* _WORK REQUIRED_
Produce the listing below again, exactly as shown.

Dataset excerpt:
== == ==
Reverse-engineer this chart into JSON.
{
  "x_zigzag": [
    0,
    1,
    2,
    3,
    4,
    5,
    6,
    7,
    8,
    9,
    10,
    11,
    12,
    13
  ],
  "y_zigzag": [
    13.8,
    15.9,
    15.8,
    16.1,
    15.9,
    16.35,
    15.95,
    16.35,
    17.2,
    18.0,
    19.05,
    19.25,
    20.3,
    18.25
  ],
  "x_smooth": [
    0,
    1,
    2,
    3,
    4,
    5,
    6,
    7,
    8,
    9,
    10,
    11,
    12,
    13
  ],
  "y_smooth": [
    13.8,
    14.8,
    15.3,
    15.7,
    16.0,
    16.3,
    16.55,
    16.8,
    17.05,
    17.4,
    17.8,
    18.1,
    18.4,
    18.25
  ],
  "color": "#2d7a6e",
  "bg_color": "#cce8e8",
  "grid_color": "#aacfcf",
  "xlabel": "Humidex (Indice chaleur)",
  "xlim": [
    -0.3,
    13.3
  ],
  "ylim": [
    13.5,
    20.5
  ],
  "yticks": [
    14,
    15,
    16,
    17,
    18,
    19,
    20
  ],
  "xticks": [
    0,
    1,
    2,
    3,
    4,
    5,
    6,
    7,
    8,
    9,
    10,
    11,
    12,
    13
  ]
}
== == ==
* _REPLY_
Reverse-engineer this chart into JSON.
{
  "x_zigzag": [
    0,
    1,
    2,
    3,
    4,
    5,
    6,
    7,
    8,
    9,
    10,
    11,
    12,
    13
  ],
  "y_zigzag": [
    13.8,
    15.9,
    15.8,
    16.1,
    15.9,
    16.35,
    15.95,
    16.35,
    17.2,
    18.0,
    19.05,
    19.25,
    20.3,
    18.25
  ],
  "x_smooth": [
    0,
    1,
    2,
    3,
    4,
    5,
    6,
    7,
    8,
    9,
    10,
    11,
    12,
    13
  ],
  "y_smooth": [
    13.8,
    14.8,
    15.3,
    15.7,
    16.0,
    16.3,
    16.55,
    16.8,
    17.05,
    17.4,
    17.8,
    18.1,
    18.4,
    18.25
  ],
  "color": "#2d7a6e",
  "bg_color": "#cce8e8",
  "grid_color": "#aacfcf",
  "xlabel": "Humidex (Indice chaleur)",
  "xlim": [
    -0.3,
    13.3
  ],
  "ylim": [
    13.5,
    20.5
  ],
  "yticks": [
    14,
    15,
    16,
    17,
    18,
    19,
    20
  ],
  "xticks": [
    0,
    1,
    2,
    3,
    4,
    5,
    6,
    7,
    8,
    9,
    10,
    11,
    12,
    13
  ]
}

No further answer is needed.